● **Information given**:
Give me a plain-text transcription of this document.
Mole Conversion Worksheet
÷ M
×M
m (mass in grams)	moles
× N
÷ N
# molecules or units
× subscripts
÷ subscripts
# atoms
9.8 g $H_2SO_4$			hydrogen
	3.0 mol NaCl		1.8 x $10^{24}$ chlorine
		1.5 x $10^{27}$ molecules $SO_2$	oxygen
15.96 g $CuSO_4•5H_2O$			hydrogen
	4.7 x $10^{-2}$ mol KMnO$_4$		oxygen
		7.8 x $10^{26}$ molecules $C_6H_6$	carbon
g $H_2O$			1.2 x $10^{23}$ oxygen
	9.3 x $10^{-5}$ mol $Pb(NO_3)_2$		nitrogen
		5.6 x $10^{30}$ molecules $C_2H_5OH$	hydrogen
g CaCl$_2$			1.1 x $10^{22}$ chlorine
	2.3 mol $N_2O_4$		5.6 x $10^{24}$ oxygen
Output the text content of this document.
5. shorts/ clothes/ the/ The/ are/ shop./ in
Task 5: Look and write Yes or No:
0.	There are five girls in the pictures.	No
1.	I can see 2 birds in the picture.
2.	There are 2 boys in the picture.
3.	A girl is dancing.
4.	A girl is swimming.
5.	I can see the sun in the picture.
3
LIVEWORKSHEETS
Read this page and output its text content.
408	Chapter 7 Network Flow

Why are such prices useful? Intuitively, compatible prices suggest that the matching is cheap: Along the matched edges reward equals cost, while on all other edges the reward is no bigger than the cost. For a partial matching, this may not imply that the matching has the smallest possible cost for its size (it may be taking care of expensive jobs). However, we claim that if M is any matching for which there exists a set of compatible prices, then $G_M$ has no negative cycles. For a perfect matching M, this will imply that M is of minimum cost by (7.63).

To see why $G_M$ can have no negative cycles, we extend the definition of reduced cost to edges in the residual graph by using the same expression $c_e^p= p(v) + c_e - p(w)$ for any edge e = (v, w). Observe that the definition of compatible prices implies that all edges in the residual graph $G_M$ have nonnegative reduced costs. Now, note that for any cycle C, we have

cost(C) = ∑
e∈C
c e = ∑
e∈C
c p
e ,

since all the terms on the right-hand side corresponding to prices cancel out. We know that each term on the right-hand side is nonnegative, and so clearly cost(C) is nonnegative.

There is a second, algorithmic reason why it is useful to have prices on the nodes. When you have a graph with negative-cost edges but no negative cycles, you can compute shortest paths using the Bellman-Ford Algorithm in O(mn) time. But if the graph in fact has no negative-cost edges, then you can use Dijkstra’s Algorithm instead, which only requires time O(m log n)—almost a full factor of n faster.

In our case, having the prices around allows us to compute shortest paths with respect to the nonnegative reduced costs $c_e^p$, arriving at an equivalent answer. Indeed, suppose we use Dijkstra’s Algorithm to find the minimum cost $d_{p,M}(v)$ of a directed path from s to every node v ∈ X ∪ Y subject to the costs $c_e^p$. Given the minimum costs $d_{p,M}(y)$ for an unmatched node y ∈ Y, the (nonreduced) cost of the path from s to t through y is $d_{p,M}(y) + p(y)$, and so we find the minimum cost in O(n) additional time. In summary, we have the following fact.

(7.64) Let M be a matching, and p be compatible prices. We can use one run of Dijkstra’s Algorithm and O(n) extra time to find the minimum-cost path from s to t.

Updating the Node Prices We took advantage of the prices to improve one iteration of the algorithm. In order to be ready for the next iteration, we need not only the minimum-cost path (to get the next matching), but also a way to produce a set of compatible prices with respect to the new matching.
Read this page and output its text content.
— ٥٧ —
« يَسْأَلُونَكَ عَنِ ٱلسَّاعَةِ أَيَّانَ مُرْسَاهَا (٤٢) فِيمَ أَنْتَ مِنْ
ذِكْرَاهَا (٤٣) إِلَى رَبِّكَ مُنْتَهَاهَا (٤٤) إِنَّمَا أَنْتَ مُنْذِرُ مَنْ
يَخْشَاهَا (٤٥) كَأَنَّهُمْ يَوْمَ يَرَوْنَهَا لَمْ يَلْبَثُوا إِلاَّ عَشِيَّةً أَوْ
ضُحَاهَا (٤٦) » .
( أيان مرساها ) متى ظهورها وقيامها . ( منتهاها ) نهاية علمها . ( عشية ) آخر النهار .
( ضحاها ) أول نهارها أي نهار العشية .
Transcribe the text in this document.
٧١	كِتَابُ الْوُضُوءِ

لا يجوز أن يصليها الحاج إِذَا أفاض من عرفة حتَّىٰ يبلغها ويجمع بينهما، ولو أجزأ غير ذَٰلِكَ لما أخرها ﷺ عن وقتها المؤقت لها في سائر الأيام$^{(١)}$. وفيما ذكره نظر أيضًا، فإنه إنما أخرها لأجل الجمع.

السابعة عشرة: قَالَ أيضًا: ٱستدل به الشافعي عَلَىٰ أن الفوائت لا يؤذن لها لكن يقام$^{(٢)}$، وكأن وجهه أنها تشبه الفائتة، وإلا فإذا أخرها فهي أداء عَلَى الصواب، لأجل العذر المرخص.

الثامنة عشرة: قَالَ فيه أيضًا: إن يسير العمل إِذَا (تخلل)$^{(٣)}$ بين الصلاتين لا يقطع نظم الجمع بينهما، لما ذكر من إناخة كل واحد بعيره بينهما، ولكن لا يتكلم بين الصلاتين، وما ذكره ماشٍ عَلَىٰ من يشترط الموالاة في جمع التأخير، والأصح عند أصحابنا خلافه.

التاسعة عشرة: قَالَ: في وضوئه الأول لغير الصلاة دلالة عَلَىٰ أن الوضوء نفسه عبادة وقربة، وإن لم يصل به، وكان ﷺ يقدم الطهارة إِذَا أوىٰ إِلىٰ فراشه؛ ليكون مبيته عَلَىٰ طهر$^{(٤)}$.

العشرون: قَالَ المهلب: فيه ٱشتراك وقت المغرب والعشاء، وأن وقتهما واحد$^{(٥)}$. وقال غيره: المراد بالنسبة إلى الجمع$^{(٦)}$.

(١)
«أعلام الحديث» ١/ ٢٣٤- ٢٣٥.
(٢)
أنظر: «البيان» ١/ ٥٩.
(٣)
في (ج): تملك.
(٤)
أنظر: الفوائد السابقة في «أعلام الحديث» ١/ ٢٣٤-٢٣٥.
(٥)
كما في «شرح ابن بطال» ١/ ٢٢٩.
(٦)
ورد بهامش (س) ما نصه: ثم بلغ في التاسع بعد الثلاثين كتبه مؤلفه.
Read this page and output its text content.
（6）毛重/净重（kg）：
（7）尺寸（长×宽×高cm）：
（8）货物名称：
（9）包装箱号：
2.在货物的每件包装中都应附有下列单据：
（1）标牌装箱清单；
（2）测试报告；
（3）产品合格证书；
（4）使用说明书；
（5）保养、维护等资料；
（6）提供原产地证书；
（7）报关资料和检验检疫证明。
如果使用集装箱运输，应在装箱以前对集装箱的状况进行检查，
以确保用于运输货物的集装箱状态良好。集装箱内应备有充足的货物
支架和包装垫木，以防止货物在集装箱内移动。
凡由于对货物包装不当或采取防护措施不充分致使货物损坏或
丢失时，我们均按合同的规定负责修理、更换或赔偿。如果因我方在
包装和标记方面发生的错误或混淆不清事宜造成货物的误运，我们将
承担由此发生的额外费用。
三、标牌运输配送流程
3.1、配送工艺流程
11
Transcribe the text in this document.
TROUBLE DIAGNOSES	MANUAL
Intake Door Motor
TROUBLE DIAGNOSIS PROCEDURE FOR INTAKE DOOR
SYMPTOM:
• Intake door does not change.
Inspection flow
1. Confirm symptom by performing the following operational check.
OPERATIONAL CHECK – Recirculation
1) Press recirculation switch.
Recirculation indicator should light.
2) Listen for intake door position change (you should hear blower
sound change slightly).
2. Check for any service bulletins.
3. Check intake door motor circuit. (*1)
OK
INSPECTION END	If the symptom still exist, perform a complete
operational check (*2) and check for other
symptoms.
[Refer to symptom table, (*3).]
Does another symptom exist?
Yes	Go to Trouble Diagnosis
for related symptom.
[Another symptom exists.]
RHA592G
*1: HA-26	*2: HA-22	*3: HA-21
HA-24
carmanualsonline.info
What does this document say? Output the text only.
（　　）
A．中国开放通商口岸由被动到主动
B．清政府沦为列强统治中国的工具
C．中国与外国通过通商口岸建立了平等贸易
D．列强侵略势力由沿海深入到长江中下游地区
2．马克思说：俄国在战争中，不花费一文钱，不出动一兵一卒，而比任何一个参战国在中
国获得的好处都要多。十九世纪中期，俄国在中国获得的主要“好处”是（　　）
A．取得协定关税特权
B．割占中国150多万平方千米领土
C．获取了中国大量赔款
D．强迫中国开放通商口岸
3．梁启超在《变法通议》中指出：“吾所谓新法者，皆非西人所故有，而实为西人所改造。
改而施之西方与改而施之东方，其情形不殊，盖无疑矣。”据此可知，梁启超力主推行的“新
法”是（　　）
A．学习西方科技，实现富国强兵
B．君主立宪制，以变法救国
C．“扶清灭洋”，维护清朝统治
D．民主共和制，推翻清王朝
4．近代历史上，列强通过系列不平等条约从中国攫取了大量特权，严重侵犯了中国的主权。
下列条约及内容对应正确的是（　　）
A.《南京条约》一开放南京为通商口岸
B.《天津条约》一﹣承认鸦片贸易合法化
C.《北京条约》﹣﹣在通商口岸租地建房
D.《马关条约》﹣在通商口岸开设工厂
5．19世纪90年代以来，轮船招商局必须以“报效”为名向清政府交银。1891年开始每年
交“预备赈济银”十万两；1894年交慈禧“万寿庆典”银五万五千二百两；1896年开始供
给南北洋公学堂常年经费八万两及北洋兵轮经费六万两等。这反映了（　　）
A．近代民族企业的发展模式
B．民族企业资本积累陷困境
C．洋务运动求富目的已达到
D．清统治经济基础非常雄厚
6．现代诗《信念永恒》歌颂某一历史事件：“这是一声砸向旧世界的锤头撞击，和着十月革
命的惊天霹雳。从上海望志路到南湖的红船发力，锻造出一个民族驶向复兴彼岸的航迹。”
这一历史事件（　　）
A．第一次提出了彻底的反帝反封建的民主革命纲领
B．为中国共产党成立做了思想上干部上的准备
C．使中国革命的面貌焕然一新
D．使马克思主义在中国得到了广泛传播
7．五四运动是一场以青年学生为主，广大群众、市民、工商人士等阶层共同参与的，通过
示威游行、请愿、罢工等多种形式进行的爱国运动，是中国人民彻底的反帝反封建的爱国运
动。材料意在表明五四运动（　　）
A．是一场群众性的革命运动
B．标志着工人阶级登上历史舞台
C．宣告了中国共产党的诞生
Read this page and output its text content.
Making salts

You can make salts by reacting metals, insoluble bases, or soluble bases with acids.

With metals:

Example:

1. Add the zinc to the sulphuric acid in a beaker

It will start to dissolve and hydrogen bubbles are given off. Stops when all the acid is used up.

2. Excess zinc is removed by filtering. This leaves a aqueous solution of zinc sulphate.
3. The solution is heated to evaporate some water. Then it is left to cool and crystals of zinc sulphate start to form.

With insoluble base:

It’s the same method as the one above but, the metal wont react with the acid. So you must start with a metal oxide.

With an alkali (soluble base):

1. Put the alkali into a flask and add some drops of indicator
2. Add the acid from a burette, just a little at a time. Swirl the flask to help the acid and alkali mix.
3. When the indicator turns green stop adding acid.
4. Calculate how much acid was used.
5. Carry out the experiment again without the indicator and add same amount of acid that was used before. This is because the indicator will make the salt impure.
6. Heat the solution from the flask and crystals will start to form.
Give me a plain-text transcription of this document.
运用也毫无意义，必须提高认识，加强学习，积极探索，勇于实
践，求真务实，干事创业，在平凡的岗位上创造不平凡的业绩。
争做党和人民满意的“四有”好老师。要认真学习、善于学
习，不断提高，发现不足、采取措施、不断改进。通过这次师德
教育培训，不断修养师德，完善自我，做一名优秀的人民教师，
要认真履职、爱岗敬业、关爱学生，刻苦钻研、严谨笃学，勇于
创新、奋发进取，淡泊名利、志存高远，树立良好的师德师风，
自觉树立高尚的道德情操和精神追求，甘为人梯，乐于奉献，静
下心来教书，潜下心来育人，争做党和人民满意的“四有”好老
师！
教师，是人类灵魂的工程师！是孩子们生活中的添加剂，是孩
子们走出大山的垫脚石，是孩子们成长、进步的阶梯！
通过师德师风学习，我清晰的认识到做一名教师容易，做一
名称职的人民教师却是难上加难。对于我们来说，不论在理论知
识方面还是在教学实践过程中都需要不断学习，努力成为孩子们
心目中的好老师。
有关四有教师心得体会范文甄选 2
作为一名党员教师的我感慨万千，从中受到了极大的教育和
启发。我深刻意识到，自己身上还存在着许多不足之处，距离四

● **What the task requires**: Of all the lines in the entries, how many contain the word "أعلام"? Give only the number.

● **Exercise result**: 2